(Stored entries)
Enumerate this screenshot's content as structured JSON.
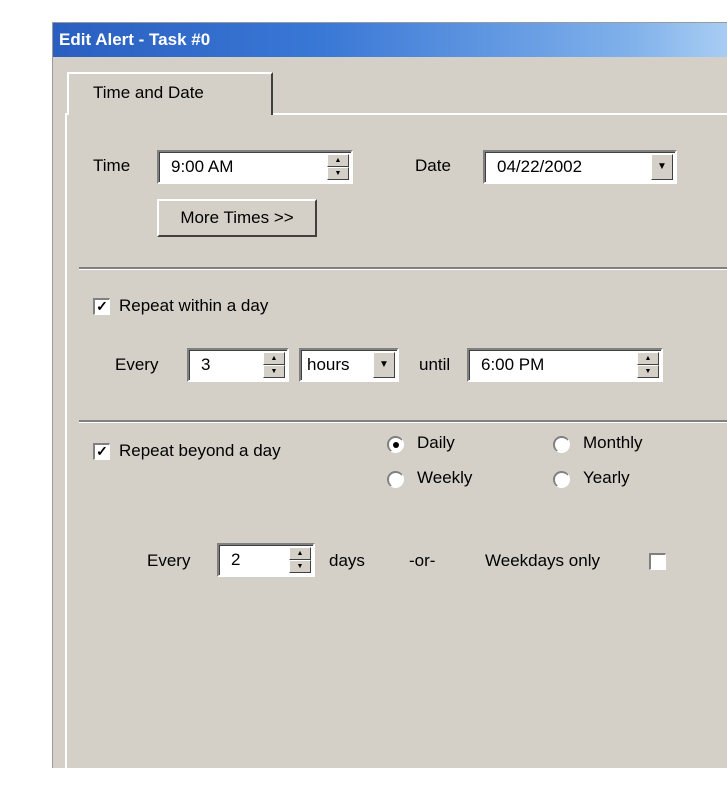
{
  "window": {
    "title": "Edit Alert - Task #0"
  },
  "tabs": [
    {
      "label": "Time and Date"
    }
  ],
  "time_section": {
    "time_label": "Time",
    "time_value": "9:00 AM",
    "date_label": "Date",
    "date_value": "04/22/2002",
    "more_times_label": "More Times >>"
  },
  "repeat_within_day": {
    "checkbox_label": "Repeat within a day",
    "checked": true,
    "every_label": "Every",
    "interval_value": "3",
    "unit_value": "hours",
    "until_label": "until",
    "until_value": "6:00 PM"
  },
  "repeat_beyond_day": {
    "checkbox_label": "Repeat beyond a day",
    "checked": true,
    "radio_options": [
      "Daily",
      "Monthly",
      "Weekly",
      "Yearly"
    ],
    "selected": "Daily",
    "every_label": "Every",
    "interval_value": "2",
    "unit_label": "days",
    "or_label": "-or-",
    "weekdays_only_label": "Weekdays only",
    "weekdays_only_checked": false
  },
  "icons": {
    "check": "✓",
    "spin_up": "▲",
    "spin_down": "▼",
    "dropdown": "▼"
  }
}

...

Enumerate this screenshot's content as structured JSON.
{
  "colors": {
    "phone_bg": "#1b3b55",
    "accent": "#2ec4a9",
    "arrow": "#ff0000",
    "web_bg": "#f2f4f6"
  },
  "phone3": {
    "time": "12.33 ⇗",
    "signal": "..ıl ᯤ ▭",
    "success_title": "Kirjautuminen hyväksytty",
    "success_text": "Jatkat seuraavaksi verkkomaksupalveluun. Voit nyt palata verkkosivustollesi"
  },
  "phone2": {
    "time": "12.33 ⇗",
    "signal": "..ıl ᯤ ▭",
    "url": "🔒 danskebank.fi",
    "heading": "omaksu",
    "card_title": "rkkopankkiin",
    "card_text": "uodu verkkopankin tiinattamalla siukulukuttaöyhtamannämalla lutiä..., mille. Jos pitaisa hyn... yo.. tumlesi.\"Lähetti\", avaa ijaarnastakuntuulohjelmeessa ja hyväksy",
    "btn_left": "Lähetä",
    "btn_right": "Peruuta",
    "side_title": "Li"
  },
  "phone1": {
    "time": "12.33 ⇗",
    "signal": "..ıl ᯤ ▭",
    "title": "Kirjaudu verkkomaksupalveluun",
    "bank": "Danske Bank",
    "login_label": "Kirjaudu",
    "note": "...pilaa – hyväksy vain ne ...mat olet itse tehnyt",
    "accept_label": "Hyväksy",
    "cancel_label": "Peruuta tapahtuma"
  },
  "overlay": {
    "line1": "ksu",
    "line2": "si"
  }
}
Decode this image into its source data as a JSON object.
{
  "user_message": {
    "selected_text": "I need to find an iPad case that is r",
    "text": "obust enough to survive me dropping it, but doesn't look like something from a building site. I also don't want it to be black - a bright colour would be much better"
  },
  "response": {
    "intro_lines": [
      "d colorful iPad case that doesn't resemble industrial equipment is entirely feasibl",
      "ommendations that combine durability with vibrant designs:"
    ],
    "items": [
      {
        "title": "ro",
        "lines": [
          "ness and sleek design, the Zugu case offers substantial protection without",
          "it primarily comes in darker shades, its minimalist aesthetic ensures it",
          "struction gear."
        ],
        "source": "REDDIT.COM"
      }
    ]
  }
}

==

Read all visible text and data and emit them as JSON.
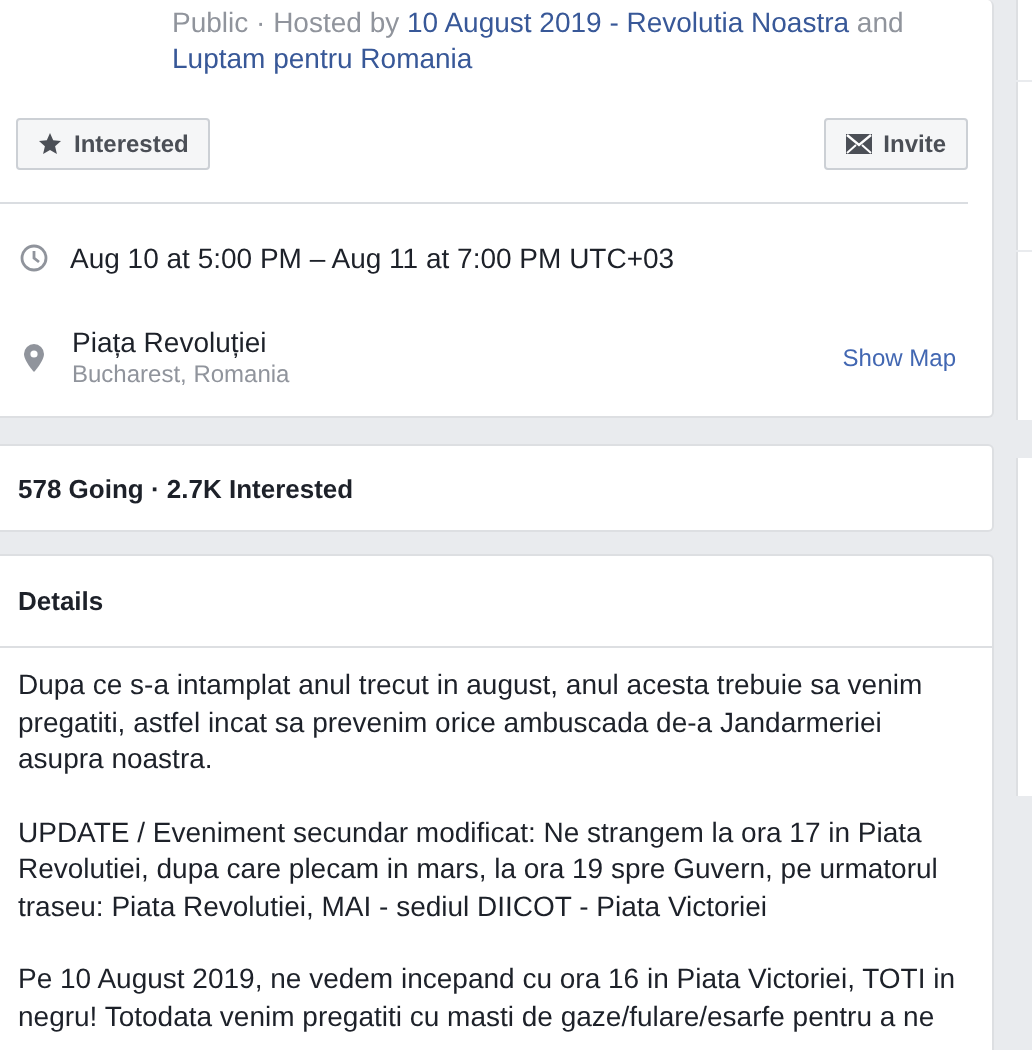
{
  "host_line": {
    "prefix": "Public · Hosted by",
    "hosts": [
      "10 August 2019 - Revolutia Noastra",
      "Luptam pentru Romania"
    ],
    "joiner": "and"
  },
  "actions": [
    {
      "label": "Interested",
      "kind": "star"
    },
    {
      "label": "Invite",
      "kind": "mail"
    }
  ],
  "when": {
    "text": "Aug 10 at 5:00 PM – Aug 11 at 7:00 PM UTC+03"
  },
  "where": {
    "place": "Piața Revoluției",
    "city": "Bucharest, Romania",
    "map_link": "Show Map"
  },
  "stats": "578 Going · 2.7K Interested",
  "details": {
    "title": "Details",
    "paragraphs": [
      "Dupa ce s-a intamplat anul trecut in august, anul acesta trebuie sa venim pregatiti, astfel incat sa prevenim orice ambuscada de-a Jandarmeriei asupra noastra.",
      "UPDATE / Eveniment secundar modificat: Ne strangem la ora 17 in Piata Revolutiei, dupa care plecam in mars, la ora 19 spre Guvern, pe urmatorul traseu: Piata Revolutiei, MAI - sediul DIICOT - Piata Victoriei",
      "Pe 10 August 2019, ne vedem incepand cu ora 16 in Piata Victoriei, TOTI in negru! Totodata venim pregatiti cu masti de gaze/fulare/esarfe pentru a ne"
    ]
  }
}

> EXERCISE DETAILS: Identify each line holding the string "verkkomaksupalveluun", and copy it out.

> COMPLETE OUTPUT:
    "success_text": "Jatkat seuraavaksi verkkomaksupalveluun. Voit nyt palata verkkosivustollesi"
    "title": "Kirjaudu verkkomaksupalveluun",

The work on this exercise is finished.